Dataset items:
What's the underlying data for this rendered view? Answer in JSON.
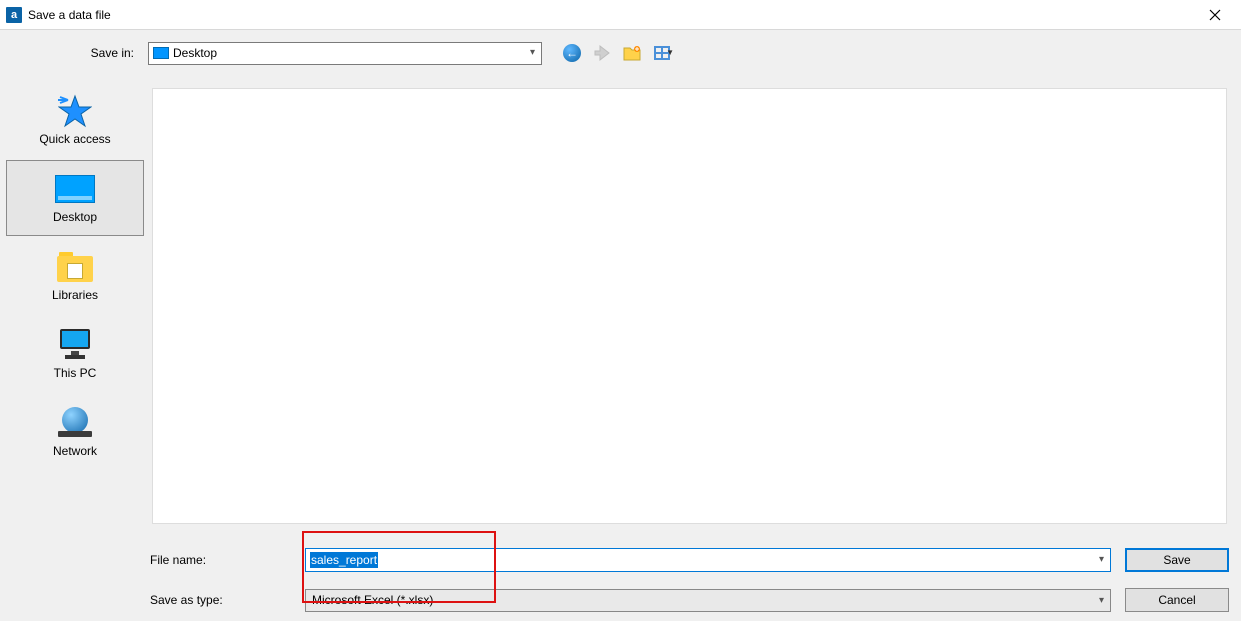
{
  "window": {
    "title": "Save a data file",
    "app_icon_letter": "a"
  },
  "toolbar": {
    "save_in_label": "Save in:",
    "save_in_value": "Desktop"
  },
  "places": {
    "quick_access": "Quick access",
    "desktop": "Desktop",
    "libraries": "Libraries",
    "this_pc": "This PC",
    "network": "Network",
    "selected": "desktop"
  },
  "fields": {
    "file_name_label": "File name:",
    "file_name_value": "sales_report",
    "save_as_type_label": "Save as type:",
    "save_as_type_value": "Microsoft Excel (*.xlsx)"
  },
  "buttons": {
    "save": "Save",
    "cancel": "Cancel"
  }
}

*Exercise directions*:
Repeat all of the records verbatim, leaving out the pictures.

*Reply to the task*:
What's the underlying data for this rendered view? Answer in JSON.
{
  "window": {
    "title": "Save a data file",
    "app_icon_letter": "a"
  },
  "toolbar": {
    "save_in_label": "Save in:",
    "save_in_value": "Desktop"
  },
  "places": {
    "quick_access": "Quick access",
    "desktop": "Desktop",
    "libraries": "Libraries",
    "this_pc": "This PC",
    "network": "Network",
    "selected": "desktop"
  },
  "fields": {
    "file_name_label": "File name:",
    "file_name_value": "sales_report",
    "save_as_type_label": "Save as type:",
    "save_as_type_value": "Microsoft Excel (*.xlsx)"
  },
  "buttons": {
    "save": "Save",
    "cancel": "Cancel"
  }
}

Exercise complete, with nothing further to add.